**Aim of the task:**
Copy the lines starting with the line with "row-number-cell: 7: [18, 434, 55, 498]" and going on through the line with "panel-top-edge: [8, 4, 595, 13]", substituting "device-name-cell" for "sensor-name-cell" and changing nothing else. Give only those lines.

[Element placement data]
──────
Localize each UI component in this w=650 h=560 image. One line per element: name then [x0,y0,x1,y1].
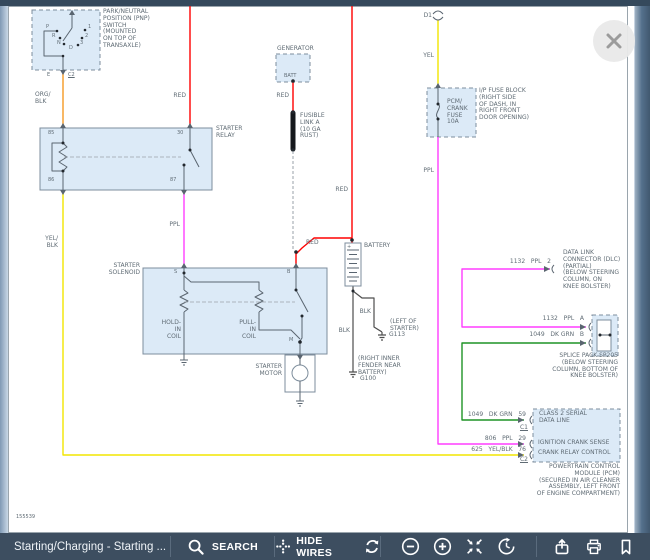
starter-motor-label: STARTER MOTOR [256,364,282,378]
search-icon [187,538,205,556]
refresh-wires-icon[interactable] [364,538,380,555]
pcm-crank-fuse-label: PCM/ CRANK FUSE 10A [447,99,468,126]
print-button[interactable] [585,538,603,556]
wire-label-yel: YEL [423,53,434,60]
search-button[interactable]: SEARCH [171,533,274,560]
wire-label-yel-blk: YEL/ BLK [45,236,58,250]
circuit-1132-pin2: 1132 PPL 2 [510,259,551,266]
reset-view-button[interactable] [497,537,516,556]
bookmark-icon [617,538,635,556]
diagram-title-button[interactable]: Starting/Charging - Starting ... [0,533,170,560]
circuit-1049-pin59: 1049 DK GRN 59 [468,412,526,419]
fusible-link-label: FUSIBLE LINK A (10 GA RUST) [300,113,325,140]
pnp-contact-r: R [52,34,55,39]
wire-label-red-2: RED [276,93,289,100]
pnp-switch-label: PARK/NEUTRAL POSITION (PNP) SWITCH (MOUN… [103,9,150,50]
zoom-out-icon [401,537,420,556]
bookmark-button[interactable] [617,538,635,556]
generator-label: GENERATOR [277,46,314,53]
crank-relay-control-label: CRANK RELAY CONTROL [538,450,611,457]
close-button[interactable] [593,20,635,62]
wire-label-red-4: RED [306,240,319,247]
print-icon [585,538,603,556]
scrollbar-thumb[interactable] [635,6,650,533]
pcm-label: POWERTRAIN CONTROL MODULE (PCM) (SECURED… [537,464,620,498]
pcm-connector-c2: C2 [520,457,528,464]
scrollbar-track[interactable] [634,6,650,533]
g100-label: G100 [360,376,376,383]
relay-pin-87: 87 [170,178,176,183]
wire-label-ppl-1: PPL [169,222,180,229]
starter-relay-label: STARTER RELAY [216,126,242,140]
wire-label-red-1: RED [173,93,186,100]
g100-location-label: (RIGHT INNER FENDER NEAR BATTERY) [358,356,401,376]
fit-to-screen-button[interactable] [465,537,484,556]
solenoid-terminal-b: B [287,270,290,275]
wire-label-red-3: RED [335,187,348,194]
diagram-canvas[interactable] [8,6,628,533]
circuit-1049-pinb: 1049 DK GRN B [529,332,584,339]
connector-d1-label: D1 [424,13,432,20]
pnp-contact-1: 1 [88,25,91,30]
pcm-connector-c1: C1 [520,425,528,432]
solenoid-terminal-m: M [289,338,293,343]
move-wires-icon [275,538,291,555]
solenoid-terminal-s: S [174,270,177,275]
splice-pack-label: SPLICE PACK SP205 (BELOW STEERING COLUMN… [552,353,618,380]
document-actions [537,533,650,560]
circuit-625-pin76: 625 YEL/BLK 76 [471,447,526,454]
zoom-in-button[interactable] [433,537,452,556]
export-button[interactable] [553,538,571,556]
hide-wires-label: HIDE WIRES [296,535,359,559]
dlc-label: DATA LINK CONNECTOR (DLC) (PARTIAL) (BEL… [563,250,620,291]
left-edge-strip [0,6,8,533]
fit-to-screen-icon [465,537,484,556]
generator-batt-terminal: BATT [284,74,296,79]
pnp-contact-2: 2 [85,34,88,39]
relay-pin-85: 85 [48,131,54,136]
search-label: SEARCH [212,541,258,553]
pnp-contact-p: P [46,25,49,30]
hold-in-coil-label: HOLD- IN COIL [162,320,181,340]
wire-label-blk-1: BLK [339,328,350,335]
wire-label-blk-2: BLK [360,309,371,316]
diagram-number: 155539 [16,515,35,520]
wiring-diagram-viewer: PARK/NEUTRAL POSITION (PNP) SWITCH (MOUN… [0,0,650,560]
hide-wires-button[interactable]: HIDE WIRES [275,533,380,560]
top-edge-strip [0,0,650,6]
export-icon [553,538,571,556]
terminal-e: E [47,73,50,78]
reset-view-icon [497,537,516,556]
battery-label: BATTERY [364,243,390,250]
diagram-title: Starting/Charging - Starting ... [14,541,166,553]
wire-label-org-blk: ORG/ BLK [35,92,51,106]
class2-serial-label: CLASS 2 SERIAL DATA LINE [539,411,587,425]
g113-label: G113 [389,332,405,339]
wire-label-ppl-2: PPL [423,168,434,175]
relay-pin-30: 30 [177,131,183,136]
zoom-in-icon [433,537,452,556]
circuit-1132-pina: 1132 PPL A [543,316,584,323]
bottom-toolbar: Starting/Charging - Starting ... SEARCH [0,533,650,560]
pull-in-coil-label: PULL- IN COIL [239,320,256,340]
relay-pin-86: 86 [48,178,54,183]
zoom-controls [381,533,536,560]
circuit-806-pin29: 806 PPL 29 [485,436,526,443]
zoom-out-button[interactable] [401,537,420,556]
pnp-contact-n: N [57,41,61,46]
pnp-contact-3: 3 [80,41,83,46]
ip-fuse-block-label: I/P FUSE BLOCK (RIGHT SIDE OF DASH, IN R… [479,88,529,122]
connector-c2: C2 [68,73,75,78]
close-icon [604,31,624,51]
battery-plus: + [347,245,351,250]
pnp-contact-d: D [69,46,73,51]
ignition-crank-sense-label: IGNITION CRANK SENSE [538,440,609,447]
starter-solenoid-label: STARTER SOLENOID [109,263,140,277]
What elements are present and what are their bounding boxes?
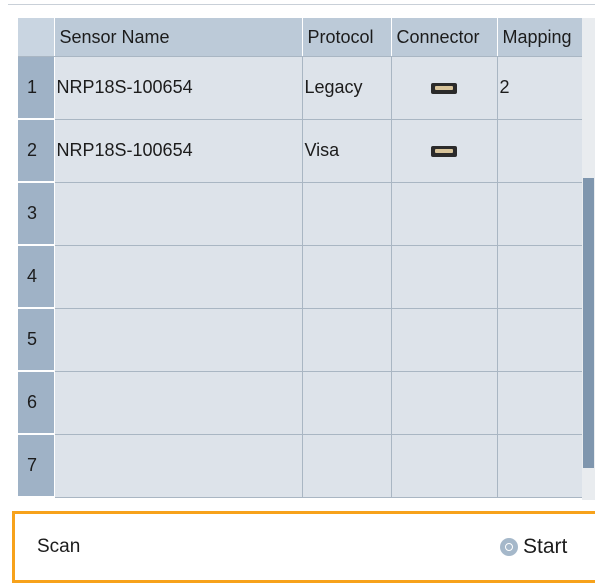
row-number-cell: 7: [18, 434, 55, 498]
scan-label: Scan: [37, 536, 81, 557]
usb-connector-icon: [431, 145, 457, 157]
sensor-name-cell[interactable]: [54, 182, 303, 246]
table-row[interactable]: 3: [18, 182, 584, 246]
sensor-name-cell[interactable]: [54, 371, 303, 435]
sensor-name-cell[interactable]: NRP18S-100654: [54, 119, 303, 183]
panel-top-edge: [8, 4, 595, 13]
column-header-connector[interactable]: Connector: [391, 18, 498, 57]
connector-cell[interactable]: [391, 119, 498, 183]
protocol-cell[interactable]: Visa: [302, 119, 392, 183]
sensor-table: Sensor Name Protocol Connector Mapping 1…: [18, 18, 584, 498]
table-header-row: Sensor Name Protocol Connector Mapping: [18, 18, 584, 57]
──────
**The completed task:**
row-number-cell: 7: [18, 434, 55, 498]
scan-label: Scan: [37, 536, 81, 557]
usb-connector-icon: [431, 145, 457, 157]
device-name-cell[interactable]: [54, 182, 303, 246]
table-row[interactable]: 3: [18, 182, 584, 246]
device-name-cell[interactable]: [54, 371, 303, 435]
device-name-cell[interactable]: NRP18S-100654: [54, 119, 303, 183]
panel-top-edge: [8, 4, 595, 13]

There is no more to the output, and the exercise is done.